[Items listed in a dataset]
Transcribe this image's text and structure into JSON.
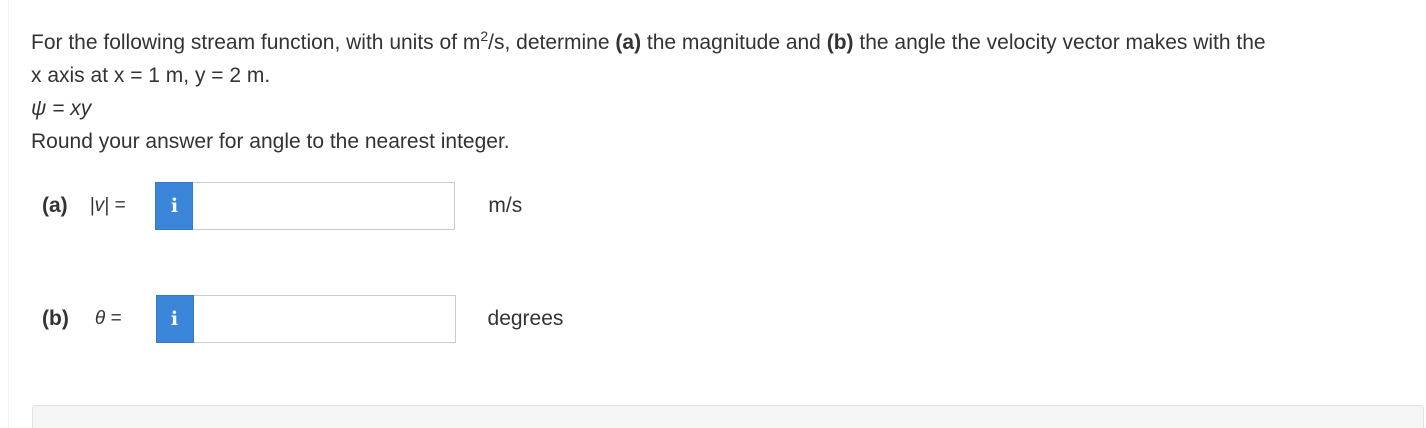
{
  "question": {
    "line1_before_a": "For the following stream function, with units of m",
    "line1_sup": "2",
    "line1_mid": "/s, determine ",
    "part_a_ref": "(a)",
    "line1_magnitude": " the magnitude and ",
    "part_b_ref": "(b)",
    "line1_after_b": " the angle the velocity vector makes with the",
    "line2": "x axis at x = 1 m, y = 2 m.",
    "equation": "ψ = xy",
    "instruction": "Round your answer for angle to the nearest integer."
  },
  "parts": {
    "a": {
      "label": "(a)",
      "variable": "|v| =",
      "info_icon": "i",
      "value": "",
      "unit": "m/s"
    },
    "b": {
      "label": "(b)",
      "variable": "θ =",
      "info_icon": "i",
      "value": "",
      "unit": "degrees"
    }
  },
  "colors": {
    "info_button": "#3b86d8",
    "text": "#333333",
    "input_border": "#cccccc",
    "panel_bg": "#f5f5f5"
  }
}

▶ _GIVEN REQUEST_: From the material above, reproduce everything verbatim except the pictures.

▶ _ANSWER TO THE TASK_:
Transcribe this image's text and structure into JSON.
{
  "question": {
    "line1_before_a": "For the following stream function, with units of m",
    "line1_sup": "2",
    "line1_mid": "/s, determine ",
    "part_a_ref": "(a)",
    "line1_magnitude": " the magnitude and ",
    "part_b_ref": "(b)",
    "line1_after_b": " the angle the velocity vector makes with the",
    "line2": "x axis at x = 1 m, y = 2 m.",
    "equation": "ψ = xy",
    "instruction": "Round your answer for angle to the nearest integer."
  },
  "parts": {
    "a": {
      "label": "(a)",
      "variable": "|v| =",
      "info_icon": "i",
      "value": "",
      "unit": "m/s"
    },
    "b": {
      "label": "(b)",
      "variable": "θ =",
      "info_icon": "i",
      "value": "",
      "unit": "degrees"
    }
  },
  "colors": {
    "info_button": "#3b86d8",
    "text": "#333333",
    "input_border": "#cccccc",
    "panel_bg": "#f5f5f5"
  }
}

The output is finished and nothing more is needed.